A run of records
-- -- --
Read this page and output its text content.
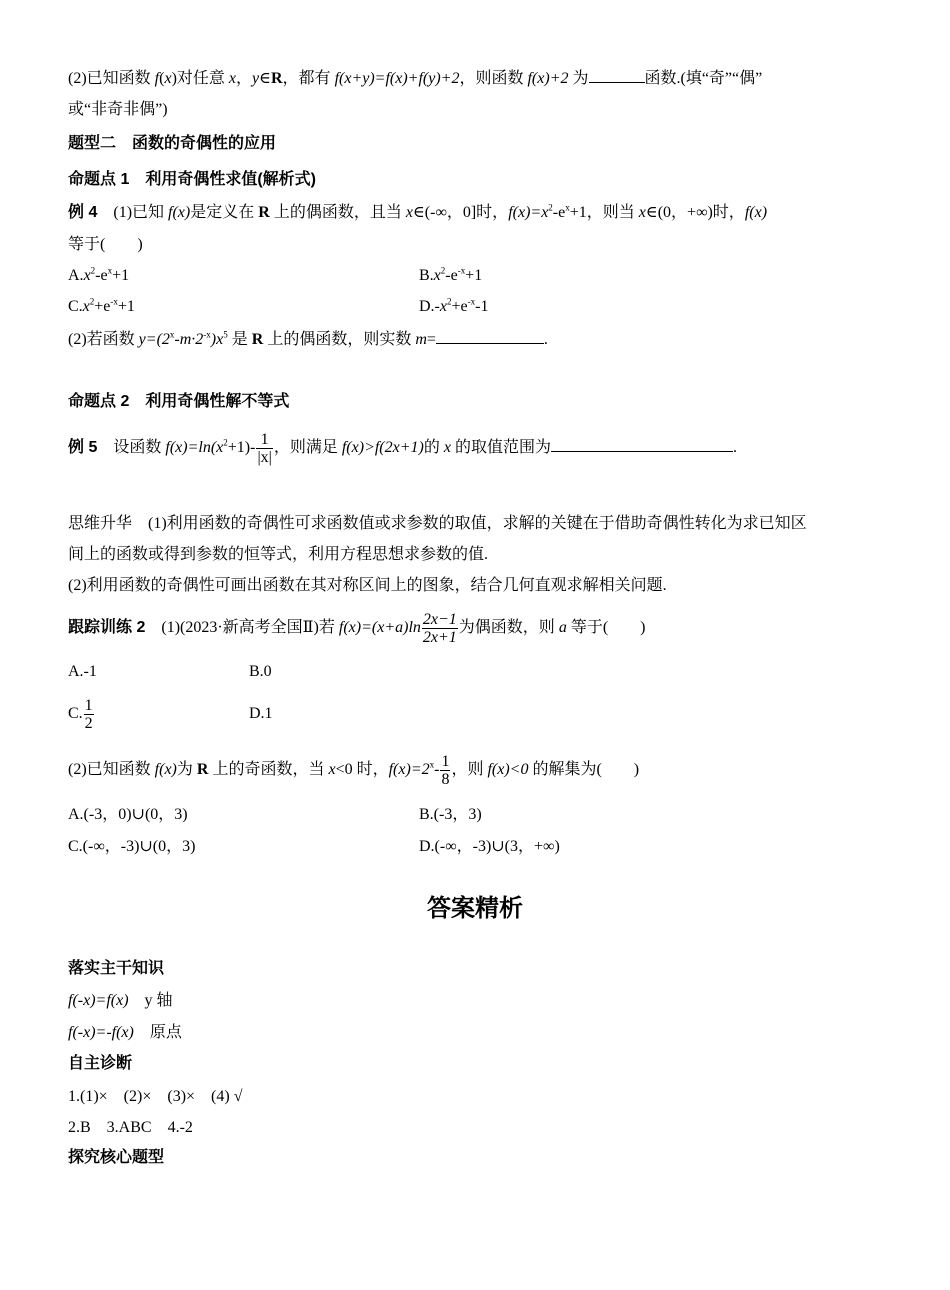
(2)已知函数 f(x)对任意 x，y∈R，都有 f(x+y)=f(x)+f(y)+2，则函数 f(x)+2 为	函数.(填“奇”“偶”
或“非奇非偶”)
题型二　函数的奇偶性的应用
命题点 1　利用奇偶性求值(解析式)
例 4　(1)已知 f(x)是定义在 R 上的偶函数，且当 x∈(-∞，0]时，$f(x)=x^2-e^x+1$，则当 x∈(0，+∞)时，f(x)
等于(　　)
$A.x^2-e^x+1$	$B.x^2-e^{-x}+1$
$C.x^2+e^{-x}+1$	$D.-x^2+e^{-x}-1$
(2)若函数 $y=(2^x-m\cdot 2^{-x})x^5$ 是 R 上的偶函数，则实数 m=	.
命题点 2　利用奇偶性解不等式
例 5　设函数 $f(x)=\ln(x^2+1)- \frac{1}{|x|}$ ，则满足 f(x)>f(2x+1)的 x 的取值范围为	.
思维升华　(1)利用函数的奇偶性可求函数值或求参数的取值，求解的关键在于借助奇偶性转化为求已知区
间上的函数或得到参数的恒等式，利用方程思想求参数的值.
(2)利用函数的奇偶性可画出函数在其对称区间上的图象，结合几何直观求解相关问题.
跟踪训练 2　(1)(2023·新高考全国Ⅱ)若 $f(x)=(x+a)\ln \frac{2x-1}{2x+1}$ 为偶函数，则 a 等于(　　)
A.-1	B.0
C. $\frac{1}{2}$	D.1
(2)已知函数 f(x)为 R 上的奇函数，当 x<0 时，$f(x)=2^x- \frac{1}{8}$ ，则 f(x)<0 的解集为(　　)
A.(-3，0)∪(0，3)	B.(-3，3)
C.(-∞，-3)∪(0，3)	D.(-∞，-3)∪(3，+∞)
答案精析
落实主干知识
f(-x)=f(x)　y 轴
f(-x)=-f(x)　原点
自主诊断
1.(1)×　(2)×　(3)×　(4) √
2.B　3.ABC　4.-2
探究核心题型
-- -- --
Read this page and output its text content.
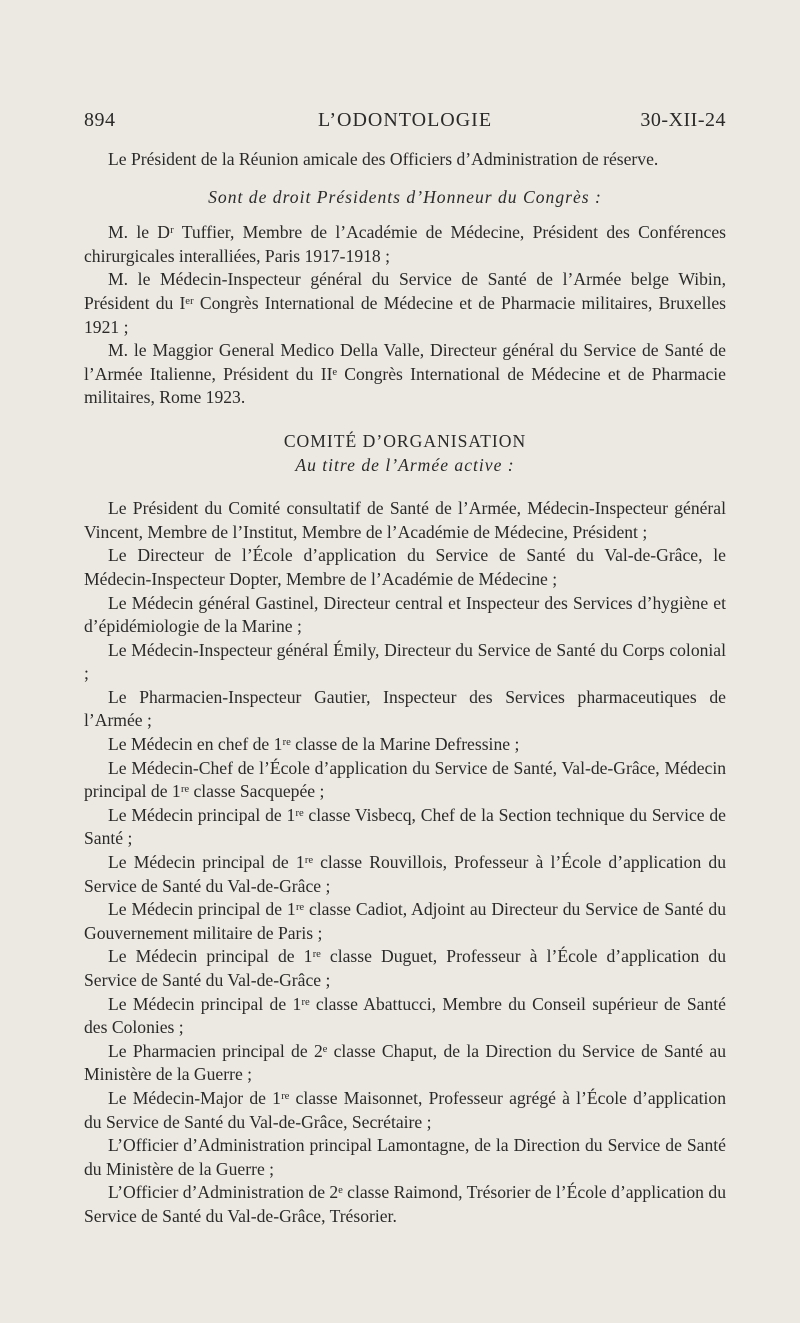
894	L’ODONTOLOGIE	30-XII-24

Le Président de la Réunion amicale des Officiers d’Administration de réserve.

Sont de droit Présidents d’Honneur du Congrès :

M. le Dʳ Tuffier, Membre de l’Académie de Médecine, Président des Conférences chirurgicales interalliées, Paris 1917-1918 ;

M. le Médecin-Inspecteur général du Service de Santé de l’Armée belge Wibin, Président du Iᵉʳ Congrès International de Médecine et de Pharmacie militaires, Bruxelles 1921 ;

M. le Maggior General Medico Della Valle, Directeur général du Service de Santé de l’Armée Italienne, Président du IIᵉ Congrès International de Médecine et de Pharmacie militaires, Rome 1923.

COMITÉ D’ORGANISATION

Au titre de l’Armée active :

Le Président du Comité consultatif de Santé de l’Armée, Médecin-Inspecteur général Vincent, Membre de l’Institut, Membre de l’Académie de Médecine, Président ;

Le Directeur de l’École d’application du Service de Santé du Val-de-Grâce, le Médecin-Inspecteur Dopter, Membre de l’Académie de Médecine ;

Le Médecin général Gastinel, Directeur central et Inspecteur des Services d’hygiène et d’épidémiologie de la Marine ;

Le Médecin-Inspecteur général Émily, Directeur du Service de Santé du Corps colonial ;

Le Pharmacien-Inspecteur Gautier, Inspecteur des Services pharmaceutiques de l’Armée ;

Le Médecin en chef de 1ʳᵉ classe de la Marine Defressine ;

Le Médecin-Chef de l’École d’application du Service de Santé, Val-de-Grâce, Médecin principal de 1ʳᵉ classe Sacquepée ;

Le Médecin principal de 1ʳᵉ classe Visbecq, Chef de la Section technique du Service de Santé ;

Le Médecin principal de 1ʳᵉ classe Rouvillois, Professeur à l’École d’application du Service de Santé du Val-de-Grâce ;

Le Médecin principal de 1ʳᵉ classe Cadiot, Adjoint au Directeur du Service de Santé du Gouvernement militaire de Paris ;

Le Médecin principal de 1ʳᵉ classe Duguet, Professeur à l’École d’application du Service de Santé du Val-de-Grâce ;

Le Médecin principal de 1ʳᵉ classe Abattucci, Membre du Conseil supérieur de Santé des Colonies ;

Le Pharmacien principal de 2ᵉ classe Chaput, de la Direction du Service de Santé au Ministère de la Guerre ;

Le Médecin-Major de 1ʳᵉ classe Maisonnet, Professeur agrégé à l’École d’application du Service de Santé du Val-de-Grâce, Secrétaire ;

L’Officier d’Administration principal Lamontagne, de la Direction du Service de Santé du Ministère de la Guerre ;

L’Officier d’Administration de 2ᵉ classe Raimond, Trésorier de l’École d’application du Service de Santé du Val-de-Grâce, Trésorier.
-- -- --
→ **Problem to work on**
Using the records above, copy each line that contains "frac".

→ **Exercise response**
例 5　设函数 $f(x)=\ln(x^2+1)- \frac{1}{|x|}$ ，则满足 f(x)>f(2x+1)的 x 的取值范围为	.
跟踪训练 2　(1)(2023·新高考全国Ⅱ)若 $f(x)=(x+a)\ln \frac{2x-1}{2x+1}$ 为偶函数，则 a 等于(　　)
C. $\frac{1}{2}$	D.1
(2)已知函数 f(x)为 R 上的奇函数，当 x<0 时，$f(x)=2^x- \frac{1}{8}$ ，则 f(x)<0 的解集为(　　)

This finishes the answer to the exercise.